TASK DETAILS: Output every line exactly as written. Leave out pictures.

________________________________________

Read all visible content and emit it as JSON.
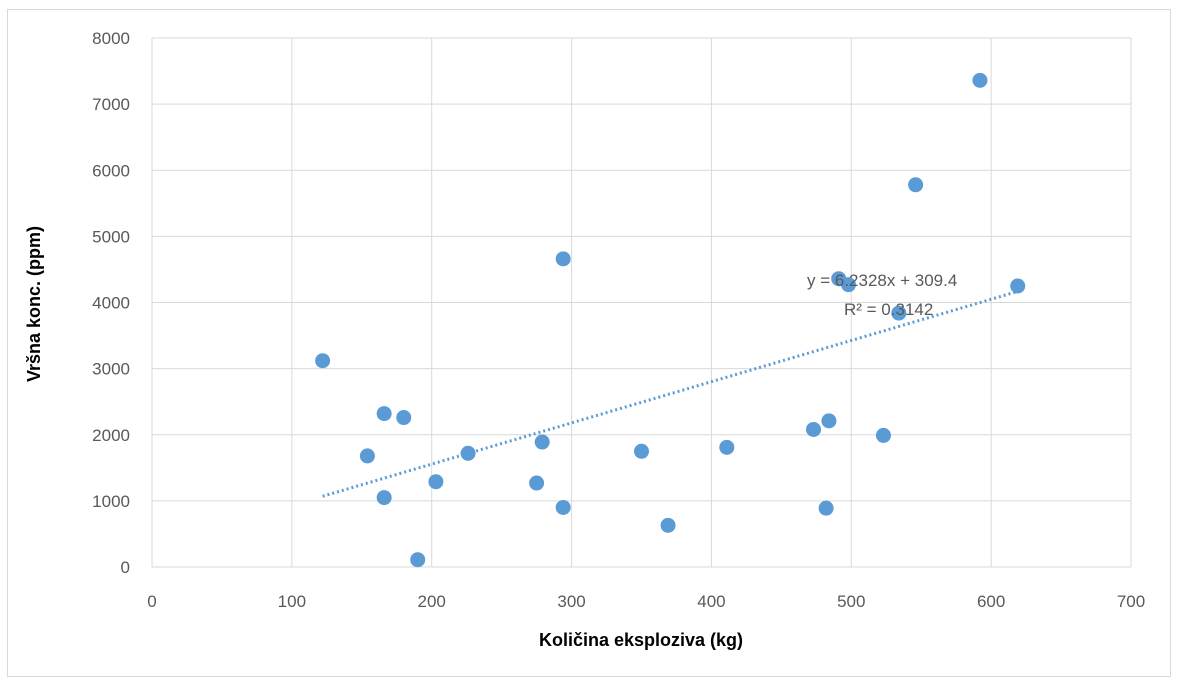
{
  "chart_data": {
    "type": "scatter",
    "title": "",
    "xlabel": "Količina eksploziva (kg)",
    "ylabel": "Vršna konc. (ppm)",
    "xlim": [
      0,
      700
    ],
    "ylim": [
      0,
      8000
    ],
    "x_ticks": [
      0,
      100,
      200,
      300,
      400,
      500,
      600,
      700
    ],
    "y_ticks": [
      0,
      1000,
      2000,
      3000,
      4000,
      5000,
      6000,
      7000,
      8000
    ],
    "x_tick_labels": [
      "0",
      "100",
      "200",
      "300",
      "400",
      "500",
      "600",
      "700"
    ],
    "y_tick_labels": [
      "0",
      "1000",
      "2000",
      "3000",
      "4000",
      "5000",
      "6000",
      "7000",
      "8000"
    ],
    "grid": true,
    "legend": "none",
    "point_color": "#5b9bd5",
    "points": [
      {
        "x": 122,
        "y": 3120
      },
      {
        "x": 154,
        "y": 1680
      },
      {
        "x": 166,
        "y": 2320
      },
      {
        "x": 166,
        "y": 1050
      },
      {
        "x": 180,
        "y": 2260
      },
      {
        "x": 190,
        "y": 110
      },
      {
        "x": 203,
        "y": 1290
      },
      {
        "x": 226,
        "y": 1720
      },
      {
        "x": 275,
        "y": 1270
      },
      {
        "x": 279,
        "y": 1890
      },
      {
        "x": 294,
        "y": 900
      },
      {
        "x": 294,
        "y": 4660
      },
      {
        "x": 350,
        "y": 1750
      },
      {
        "x": 369,
        "y": 630
      },
      {
        "x": 411,
        "y": 1810
      },
      {
        "x": 473,
        "y": 2080
      },
      {
        "x": 482,
        "y": 890
      },
      {
        "x": 484,
        "y": 2210
      },
      {
        "x": 491,
        "y": 4360
      },
      {
        "x": 498,
        "y": 4270
      },
      {
        "x": 523,
        "y": 1990
      },
      {
        "x": 534,
        "y": 3840
      },
      {
        "x": 546,
        "y": 5780
      },
      {
        "x": 592,
        "y": 7360
      },
      {
        "x": 619,
        "y": 4250
      }
    ],
    "trendline": {
      "type": "linear",
      "slope": 6.2328,
      "intercept": 309.4,
      "x_range": [
        122,
        619
      ],
      "style": "dotted",
      "color": "#5b9bd5",
      "equation_label": "y = 6.2328x + 309.4",
      "r2_label": "R² = 0.3142"
    }
  }
}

________________________________________

RESPONSE TO THE TASK:
Read all visible content and emit it as JSON.
{
  "chart_data": {
    "type": "scatter",
    "title": "",
    "xlabel": "Količina eksploziva (kg)",
    "ylabel": "Vršna konc. (ppm)",
    "xlim": [
      0,
      700
    ],
    "ylim": [
      0,
      8000
    ],
    "x_ticks": [
      0,
      100,
      200,
      300,
      400,
      500,
      600,
      700
    ],
    "y_ticks": [
      0,
      1000,
      2000,
      3000,
      4000,
      5000,
      6000,
      7000,
      8000
    ],
    "x_tick_labels": [
      "0",
      "100",
      "200",
      "300",
      "400",
      "500",
      "600",
      "700"
    ],
    "y_tick_labels": [
      "0",
      "1000",
      "2000",
      "3000",
      "4000",
      "5000",
      "6000",
      "7000",
      "8000"
    ],
    "grid": true,
    "legend": "none",
    "point_color": "#5b9bd5",
    "points": [
      {
        "x": 122,
        "y": 3120
      },
      {
        "x": 154,
        "y": 1680
      },
      {
        "x": 166,
        "y": 2320
      },
      {
        "x": 166,
        "y": 1050
      },
      {
        "x": 180,
        "y": 2260
      },
      {
        "x": 190,
        "y": 110
      },
      {
        "x": 203,
        "y": 1290
      },
      {
        "x": 226,
        "y": 1720
      },
      {
        "x": 275,
        "y": 1270
      },
      {
        "x": 279,
        "y": 1890
      },
      {
        "x": 294,
        "y": 900
      },
      {
        "x": 294,
        "y": 4660
      },
      {
        "x": 350,
        "y": 1750
      },
      {
        "x": 369,
        "y": 630
      },
      {
        "x": 411,
        "y": 1810
      },
      {
        "x": 473,
        "y": 2080
      },
      {
        "x": 482,
        "y": 890
      },
      {
        "x": 484,
        "y": 2210
      },
      {
        "x": 491,
        "y": 4360
      },
      {
        "x": 498,
        "y": 4270
      },
      {
        "x": 523,
        "y": 1990
      },
      {
        "x": 534,
        "y": 3840
      },
      {
        "x": 546,
        "y": 5780
      },
      {
        "x": 592,
        "y": 7360
      },
      {
        "x": 619,
        "y": 4250
      }
    ],
    "trendline": {
      "type": "linear",
      "slope": 6.2328,
      "intercept": 309.4,
      "x_range": [
        122,
        619
      ],
      "style": "dotted",
      "color": "#5b9bd5",
      "equation_label": "y = 6.2328x + 309.4",
      "r2_label": "R² = 0.3142"
    }
  }
}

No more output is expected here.